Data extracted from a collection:
▶

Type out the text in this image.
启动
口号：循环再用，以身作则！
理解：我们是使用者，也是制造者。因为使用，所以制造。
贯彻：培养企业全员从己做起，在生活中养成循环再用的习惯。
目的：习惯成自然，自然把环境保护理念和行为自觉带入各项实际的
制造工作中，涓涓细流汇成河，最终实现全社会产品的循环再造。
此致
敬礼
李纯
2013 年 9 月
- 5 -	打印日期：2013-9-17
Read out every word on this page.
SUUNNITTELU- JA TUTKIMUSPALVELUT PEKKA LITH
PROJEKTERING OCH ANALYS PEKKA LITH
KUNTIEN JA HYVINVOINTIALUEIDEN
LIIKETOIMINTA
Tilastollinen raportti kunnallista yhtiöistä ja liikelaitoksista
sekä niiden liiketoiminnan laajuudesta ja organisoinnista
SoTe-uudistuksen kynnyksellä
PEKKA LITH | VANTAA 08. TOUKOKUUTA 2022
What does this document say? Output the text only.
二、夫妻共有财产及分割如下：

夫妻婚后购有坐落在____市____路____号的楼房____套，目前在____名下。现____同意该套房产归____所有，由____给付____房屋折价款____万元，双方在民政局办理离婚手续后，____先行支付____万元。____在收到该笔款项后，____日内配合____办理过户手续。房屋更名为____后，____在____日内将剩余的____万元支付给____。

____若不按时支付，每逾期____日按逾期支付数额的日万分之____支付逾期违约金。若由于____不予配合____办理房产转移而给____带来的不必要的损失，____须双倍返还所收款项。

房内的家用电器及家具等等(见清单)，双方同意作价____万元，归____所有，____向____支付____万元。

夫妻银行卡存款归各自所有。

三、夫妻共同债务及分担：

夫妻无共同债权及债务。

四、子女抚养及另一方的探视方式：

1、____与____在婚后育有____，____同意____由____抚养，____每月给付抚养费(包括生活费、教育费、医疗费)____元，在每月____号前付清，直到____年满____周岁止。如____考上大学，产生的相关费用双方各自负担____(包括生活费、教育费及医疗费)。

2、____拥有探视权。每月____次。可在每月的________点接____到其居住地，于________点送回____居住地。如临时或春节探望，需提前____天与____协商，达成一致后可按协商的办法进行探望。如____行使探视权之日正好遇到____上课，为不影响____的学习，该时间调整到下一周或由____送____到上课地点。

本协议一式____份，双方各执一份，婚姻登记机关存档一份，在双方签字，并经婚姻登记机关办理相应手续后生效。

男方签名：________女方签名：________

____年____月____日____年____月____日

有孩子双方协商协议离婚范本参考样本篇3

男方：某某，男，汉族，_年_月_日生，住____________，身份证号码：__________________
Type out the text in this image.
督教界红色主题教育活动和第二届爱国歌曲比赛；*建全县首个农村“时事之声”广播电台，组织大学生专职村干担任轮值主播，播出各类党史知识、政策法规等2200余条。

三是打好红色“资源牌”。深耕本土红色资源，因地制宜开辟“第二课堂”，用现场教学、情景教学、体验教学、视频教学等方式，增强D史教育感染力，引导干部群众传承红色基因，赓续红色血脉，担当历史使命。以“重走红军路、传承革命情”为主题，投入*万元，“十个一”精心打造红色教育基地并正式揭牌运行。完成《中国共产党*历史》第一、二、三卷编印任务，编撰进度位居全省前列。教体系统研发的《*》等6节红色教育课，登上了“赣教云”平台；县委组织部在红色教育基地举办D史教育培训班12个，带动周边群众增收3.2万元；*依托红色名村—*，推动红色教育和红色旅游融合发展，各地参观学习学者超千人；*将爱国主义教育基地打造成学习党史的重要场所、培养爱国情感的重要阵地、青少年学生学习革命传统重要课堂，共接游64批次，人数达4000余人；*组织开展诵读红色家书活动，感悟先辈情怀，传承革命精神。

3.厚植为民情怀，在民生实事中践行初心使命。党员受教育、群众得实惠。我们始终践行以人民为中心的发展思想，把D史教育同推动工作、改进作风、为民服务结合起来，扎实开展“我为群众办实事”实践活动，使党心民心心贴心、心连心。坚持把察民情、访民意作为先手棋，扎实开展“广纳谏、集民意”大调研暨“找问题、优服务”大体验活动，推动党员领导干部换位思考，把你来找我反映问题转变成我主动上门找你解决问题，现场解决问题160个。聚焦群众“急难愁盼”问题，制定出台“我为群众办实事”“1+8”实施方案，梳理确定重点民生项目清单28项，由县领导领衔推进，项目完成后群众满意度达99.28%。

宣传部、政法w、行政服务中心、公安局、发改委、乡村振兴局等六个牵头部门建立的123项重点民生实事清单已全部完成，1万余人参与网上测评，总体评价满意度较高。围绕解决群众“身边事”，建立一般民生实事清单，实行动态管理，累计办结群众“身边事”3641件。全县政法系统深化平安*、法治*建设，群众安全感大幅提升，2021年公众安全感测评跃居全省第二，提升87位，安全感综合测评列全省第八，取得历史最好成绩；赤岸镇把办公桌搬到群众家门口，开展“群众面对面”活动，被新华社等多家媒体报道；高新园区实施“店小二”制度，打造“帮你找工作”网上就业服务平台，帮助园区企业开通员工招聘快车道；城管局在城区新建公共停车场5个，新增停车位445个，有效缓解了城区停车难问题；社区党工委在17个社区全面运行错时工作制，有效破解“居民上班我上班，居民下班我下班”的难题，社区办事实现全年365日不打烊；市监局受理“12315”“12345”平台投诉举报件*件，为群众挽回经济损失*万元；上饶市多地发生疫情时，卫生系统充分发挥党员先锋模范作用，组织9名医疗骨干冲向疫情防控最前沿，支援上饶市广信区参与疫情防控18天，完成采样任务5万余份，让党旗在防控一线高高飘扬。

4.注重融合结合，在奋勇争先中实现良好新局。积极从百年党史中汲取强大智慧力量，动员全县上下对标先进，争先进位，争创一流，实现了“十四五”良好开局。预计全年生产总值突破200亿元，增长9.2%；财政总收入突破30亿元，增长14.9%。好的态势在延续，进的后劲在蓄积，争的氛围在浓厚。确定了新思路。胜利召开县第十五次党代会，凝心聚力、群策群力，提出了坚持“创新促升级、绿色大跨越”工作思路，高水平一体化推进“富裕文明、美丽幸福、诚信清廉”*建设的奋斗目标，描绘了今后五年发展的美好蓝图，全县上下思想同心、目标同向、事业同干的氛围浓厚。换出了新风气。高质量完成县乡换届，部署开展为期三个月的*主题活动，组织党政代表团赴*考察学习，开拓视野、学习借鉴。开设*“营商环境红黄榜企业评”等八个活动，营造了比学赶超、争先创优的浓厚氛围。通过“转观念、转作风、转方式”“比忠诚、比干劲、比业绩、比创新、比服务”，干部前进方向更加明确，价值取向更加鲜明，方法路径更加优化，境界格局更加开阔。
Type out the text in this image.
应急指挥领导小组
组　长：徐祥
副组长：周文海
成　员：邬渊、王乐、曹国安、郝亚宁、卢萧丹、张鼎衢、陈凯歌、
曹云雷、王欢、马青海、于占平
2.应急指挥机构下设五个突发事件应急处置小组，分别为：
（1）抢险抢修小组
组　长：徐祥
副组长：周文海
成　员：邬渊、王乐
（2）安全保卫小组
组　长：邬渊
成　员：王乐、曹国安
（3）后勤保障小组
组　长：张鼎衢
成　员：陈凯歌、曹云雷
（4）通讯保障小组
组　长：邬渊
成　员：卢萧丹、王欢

◀

**WHAT IS REQUIRED:** Copy each line of the data exactly, leaving nothing out.

**TASK RESPONSE:**
Type out the text in this image.
启动
口号：循环再用，以身作则！
理解：我们是使用者，也是制造者。因为使用，所以制造。
贯彻：培养企业全员从己做起，在生活中养成循环再用的习惯。
目的：习惯成自然，自然把环境保护理念和行为自觉带入各项实际的
制造工作中，涓涓细流汇成河，最终实现全社会产品的循环再造。
此致
敬礼
李纯
2013 年 9 月
- 5 -	打印日期：2013-9-17
Read out every word on this page.
SUUNNITTELU- JA TUTKIMUSPALVELUT PEKKA LITH
PROJEKTERING OCH ANALYS PEKKA LITH
KUNTIEN JA HYVINVOINTIALUEIDEN
LIIKETOIMINTA
Tilastollinen raportti kunnallista yhtiöistä ja liikelaitoksista
sekä niiden liiketoiminnan laajuudesta ja organisoinnista
SoTe-uudistuksen kynnyksellä
PEKKA LITH | VANTAA 08. TOUKOKUUTA 2022
What does this document say? Output the text only.
二、夫妻共有财产及分割如下：

夫妻婚后购有坐落在____市____路____号的楼房____套，目前在____名下。现____同意该套房产归____所有，由____给付____房屋折价款____万元，双方在民政局办理离婚手续后，____先行支付____万元。____在收到该笔款项后，____日内配合____办理过户手续。房屋更名为____后，____在____日内将剩余的____万元支付给____。

____若不按时支付，每逾期____日按逾期支付数额的日万分之____支付逾期违约金。若由于____不予配合____办理房产转移而给____带来的不必要的损失，____须双倍返还所收款项。

房内的家用电器及家具等等(见清单)，双方同意作价____万元，归____所有，____向____支付____万元。

夫妻银行卡存款归各自所有。

三、夫妻共同债务及分担：

夫妻无共同债权及债务。

四、子女抚养及另一方的探视方式：

1、____与____在婚后育有____，____同意____由____抚养，____每月给付抚养费(包括生活费、教育费、医疗费)____元，在每月____号前付清，直到____年满____周岁止。如____考上大学，产生的相关费用双方各自负担____(包括生活费、教育费及医疗费)。

2、____拥有探视权。每月____次。可在每月的________点接____到其居住地，于________点送回____居住地。如临时或春节探望，需提前____天与____协商，达成一致后可按协商的办法进行探望。如____行使探视权之日正好遇到____上课，为不影响____的学习，该时间调整到下一周或由____送____到上课地点。

本协议一式____份，双方各执一份，婚姻登记机关存档一份，在双方签字，并经婚姻登记机关办理相应手续后生效。

男方签名：________女方签名：________

____年____月____日____年____月____日

有孩子双方协商协议离婚范本参考样本篇3

男方：某某，男，汉族，_年_月_日生，住____________，身份证号码：__________________
Type out the text in this image.
督教界红色主题教育活动和第二届爱国歌曲比赛；*建全县首个农村“时事之声”广播电台，组织大学生专职村干担任轮值主播，播出各类党史知识、政策法规等2200余条。

三是打好红色“资源牌”。深耕本土红色资源，因地制宜开辟“第二课堂”，用现场教学、情景教学、体验教学、视频教学等方式，增强D史教育感染力，引导干部群众传承红色基因，赓续红色血脉，担当历史使命。以“重走红军路、传承革命情”为主题，投入*万元，“十个一”精心打造红色教育基地并正式揭牌运行。完成《中国共产党*历史》第一、二、三卷编印任务，编撰进度位居全省前列。教体系统研发的《*》等6节红色教育课，登上了“赣教云”平台；县委组织部在红色教育基地举办D史教育培训班12个，带动周边群众增收3.2万元；*依托红色名村—*，推动红色教育和红色旅游融合发展，各地参观学习学者超千人；*将爱国主义教育基地打造成学习党史的重要场所、培养爱国情感的重要阵地、青少年学生学习革命传统重要课堂，共接游64批次，人数达4000余人；*组织开展诵读红色家书活动，感悟先辈情怀，传承革命精神。

3.厚植为民情怀，在民生实事中践行初心使命。党员受教育、群众得实惠。我们始终践行以人民为中心的发展思想，把D史教育同推动工作、改进作风、为民服务结合起来，扎实开展“我为群众办实事”实践活动，使党心民心心贴心、心连心。坚持把察民情、访民意作为先手棋，扎实开展“广纳谏、集民意”大调研暨“找问题、优服务”大体验活动，推动党员领导干部换位思考，把你来找我反映问题转变成我主动上门找你解决问题，现场解决问题160个。聚焦群众“急难愁盼”问题，制定出台“我为群众办实事”“1+8”实施方案，梳理确定重点民生项目清单28项，由县领导领衔推进，项目完成后群众满意度达99.28%。

宣传部、政法w、行政服务中心、公安局、发改委、乡村振兴局等六个牵头部门建立的123项重点民生实事清单已全部完成，1万余人参与网上测评，总体评价满意度较高。围绕解决群众“身边事”，建立一般民生实事清单，实行动态管理，累计办结群众“身边事”3641件。全县政法系统深化平安*、法治*建设，群众安全感大幅提升，2021年公众安全感测评跃居全省第二，提升87位，安全感综合测评列全省第八，取得历史最好成绩；赤岸镇把办公桌搬到群众家门口，开展“群众面对面”活动，被新华社等多家媒体报道；高新园区实施“店小二”制度，打造“帮你找工作”网上就业服务平台，帮助园区企业开通员工招聘快车道；城管局在城区新建公共停车场5个，新增停车位445个，有效缓解了城区停车难问题；社区党工委在17个社区全面运行错时工作制，有效破解“居民上班我上班，居民下班我下班”的难题，社区办事实现全年365日不打烊；市监局受理“12315”“12345”平台投诉举报件*件，为群众挽回经济损失*万元；上饶市多地发生疫情时，卫生系统充分发挥党员先锋模范作用，组织9名医疗骨干冲向疫情防控最前沿，支援上饶市广信区参与疫情防控18天，完成采样任务5万余份，让党旗在防控一线高高飘扬。

4.注重融合结合，在奋勇争先中实现良好新局。积极从百年党史中汲取强大智慧力量，动员全县上下对标先进，争先进位，争创一流，实现了“十四五”良好开局。预计全年生产总值突破200亿元，增长9.2%；财政总收入突破30亿元，增长14.9%。好的态势在延续，进的后劲在蓄积，争的氛围在浓厚。确定了新思路。胜利召开县第十五次党代会，凝心聚力、群策群力，提出了坚持“创新促升级、绿色大跨越”工作思路，高水平一体化推进“富裕文明、美丽幸福、诚信清廉”*建设的奋斗目标，描绘了今后五年发展的美好蓝图，全县上下思想同心、目标同向、事业同干的氛围浓厚。换出了新风气。高质量完成县乡换届，部署开展为期三个月的*主题活动，组织党政代表团赴*考察学习，开拓视野、学习借鉴。开设*“营商环境红黄榜企业评”等八个活动，营造了比学赶超、争先创优的浓厚氛围。通过“转观念、转作风、转方式”“比忠诚、比干劲、比业绩、比创新、比服务”，干部前进方向更加明确，价值取向更加鲜明，方法路径更加优化，境界格局更加开阔。
Type out the text in this image.
应急指挥领导小组
组　长：徐祥
副组长：周文海
成　员：邬渊、王乐、曹国安、郝亚宁、卢萧丹、张鼎衢、陈凯歌、
曹云雷、王欢、马青海、于占平
2.应急指挥机构下设五个突发事件应急处置小组，分别为：
（1）抢险抢修小组
组　长：徐祥
副组长：周文海
成　员：邬渊、王乐
（2）安全保卫小组
组　长：邬渊
成　员：王乐、曹国安
（3）后勤保障小组
组　长：张鼎衢
成　员：陈凯歌、曹云雷
（4）通讯保障小组
组　长：邬渊
成　员：卢萧丹、王欢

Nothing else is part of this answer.